[Records]
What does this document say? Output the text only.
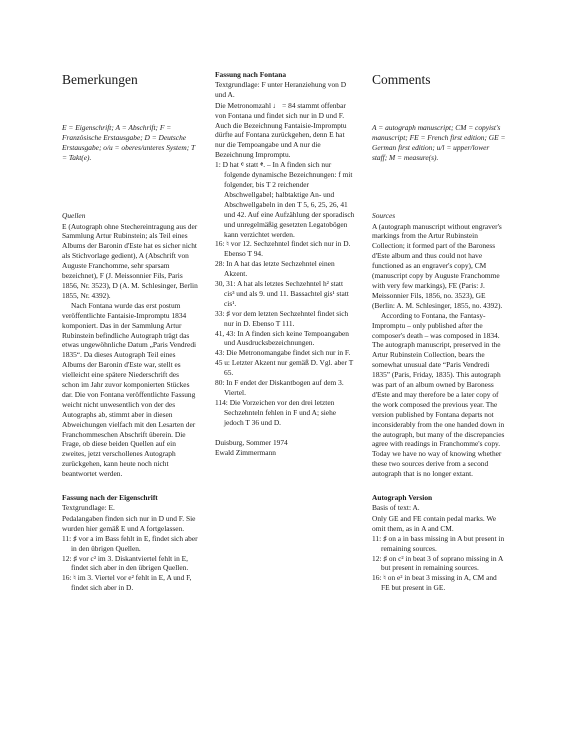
Bemerkungen

E = Eigenschrift; A = Abschrift; F = Französische Erstausgabe; D = Deutsche Erstausgabe; o/u = oberes/unteres System; T = Takt(e).

Quellen

E (Autograph ohne Stechereintragung aus der Sammlung Artur Rubinstein; als Teil eines Albums der Baronin d'Este hat es sicher nicht als Stichvorlage gedient), A (Abschrift von Auguste Franchomme, sehr sparsam bezeichnet), F (J. Meissonnier Fils, Paris 1856, Nr. 3523), D (A. M. Schlesinger, Berlin 1855, Nr. 4392).

Nach Fontana wurde das erst postum veröffentlichte Fantaisie-Impromptu 1834 komponiert. Das in der Sammlung Artur Rubinstein befindliche Autograph trägt das etwas ungewöhnliche Datum „Paris Vendredi 1835“. Da dieses Autograph Teil eines Albums der Baronin d'Este war, stellt es vielleicht eine spätere Niederschrift des schon im Jahr zuvor komponierten Stückes dar. Die von Fontana veröffentlichte Fassung weicht nicht unwesentlich von der des Autographs ab, stimmt aber in diesen Abweichungen vielfach mit den Lesarten der Franchommeschen Abschrift überein. Die Frage, ob diese beiden Quellen auf ein zweites, jetzt verschollenes Autograph zurückgehen, kann heute noch nicht beantwortet werden.

Fassung nach der Eigenschrift

Textgrundlage: E.

Pedalangaben finden sich nur in D und F. Sie wurden hier gemäß E und A fortgelassen.

11: ♯ vor a im Bass fehlt in E, findet sich aber in den übrigen Quellen.
12: ♯ vor c² im 3. Diskantviertel fehlt in E, findet sich aber in den übrigen Quellen.
16: ♮ im 3. Viertel vor e² fehlt in E, A und F, findet sich aber in D.

Fassung nach Fontana

Textgrundlage: F unter Heranziehung von D und A.

Die Metronomzahl ♩ = 84 stammt offenbar von Fontana und findet sich nur in D und F. Auch die Bezeichnung Fantaisie-Impromptu dürfte auf Fontana zurückgehen, denn E hat nur die Tempoangabe und A nur die Bezeichnung Impromptu.

1: D hat 𝄴 statt 𝄵. – In A finden sich nur folgende dynamische Bezeichnungen: f mit folgender, bis T 2 reichender Abschwellgabel; halbtaktige An- und Abschwellgabeln in den T 5, 6, 25, 26, 41 und 42. Auf eine Aufzählung der sporadisch und unregelmäßig gesetzten Legatobögen kann verzichtet werden.
16: ♮ vor 12. Sechzehntel findet sich nur in D. Ebenso T 94.
28: In A hat das letzte Sechzehntel einen Akzent.
30, 31: A hat als letztes Sechzehntel h² statt cis³ und als 9. und 11. Bassachtel gis¹ statt cis¹.
33: ♯ vor dem letzten Sechzehntel findet sich nur in D. Ebenso T 111.
41, 43: In A finden sich keine Tempoangaben und Ausdrucksbezeichnungen.
43: Die Metronomangabe findet sich nur in F.
45 u: Letzter Akzent nur gemäß D. Vgl. aber T 65.
80: In F endet der Diskantbogen auf dem 3. Viertel.
114: Die Vorzeichen vor den drei letzten Sechzehnteln fehlen in F und A; siehe jedoch T 36 und D.

Duisburg, Sommer 1974

Ewald Zimmermann

Comments

A = autograph manuscript; CM = copyist's manuscript; FE = French first edition; GE = German first edition; u/l = upper/lower staff; M = measure(s).

Sources

A (autograph manuscript without engraver's markings from the Artur Rubinstein Collection; it formed part of the Baroness d'Este album and thus could not have functioned as an engraver's copy), CM (manuscript copy by Auguste Franchomme with very few markings), FE (Paris: J. Meissonnier Fils, 1856, no. 3523), GE (Berlin: A. M. Schlesinger, 1855, no. 4392).

According to Fontana, the Fantasy-Impromptu – only published after the composer's death – was composed in 1834. The autograph manuscript, preserved in the Artur Rubinstein Collection, bears the somewhat unusual date “Paris Vendredi 1835” (Paris, Friday, 1835). This autograph was part of an album owned by Baroness d'Este and may therefore be a later copy of the work composed the previous year. The version published by Fontana departs not inconsiderably from the one handed down in the autograph, but many of the discrepancies agree with readings in Franchomme's copy. Today we have no way of knowing whether these two sources derive from a second autograph that is no longer extant.

Autograph Version

Basis of text: A.

Only GE and FE contain pedal marks. We omit them, as in A and CM.

11: ♯ on a in bass missing in A but present in remaining sources.
12: ♯ on c² in beat 3 of soprano missing in A but present in remaining sources.
16: ♮ on e² in beat 3 missing in A, CM and FE but present in GE.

> _Written request_: Each line in the data that holds the string "Meissonnier" should be found and copied.

> _Answer for this exercise_:
E (Autograph ohne Stechereintragung aus der Sammlung Artur Rubinstein; als Teil eines Albums der Baronin d'Este hat es sicher nicht als Stichvorlage gedient), A (Abschrift von Auguste Franchomme, sehr sparsam bezeichnet), F (J. Meissonnier Fils, Paris 1856, Nr. 3523), D (A. M. Schlesinger, Berlin 1855, Nr. 4392).
A (autograph manuscript without engraver's markings from the Artur Rubinstein Collection; it formed part of the Baroness d'Este album and thus could not have functioned as an engraver's copy), CM (manuscript copy by Auguste Franchomme with very few markings), FE (Paris: J. Meissonnier Fils, 1856, no. 3523), GE (Berlin: A. M. Schlesinger, 1855, no. 4392).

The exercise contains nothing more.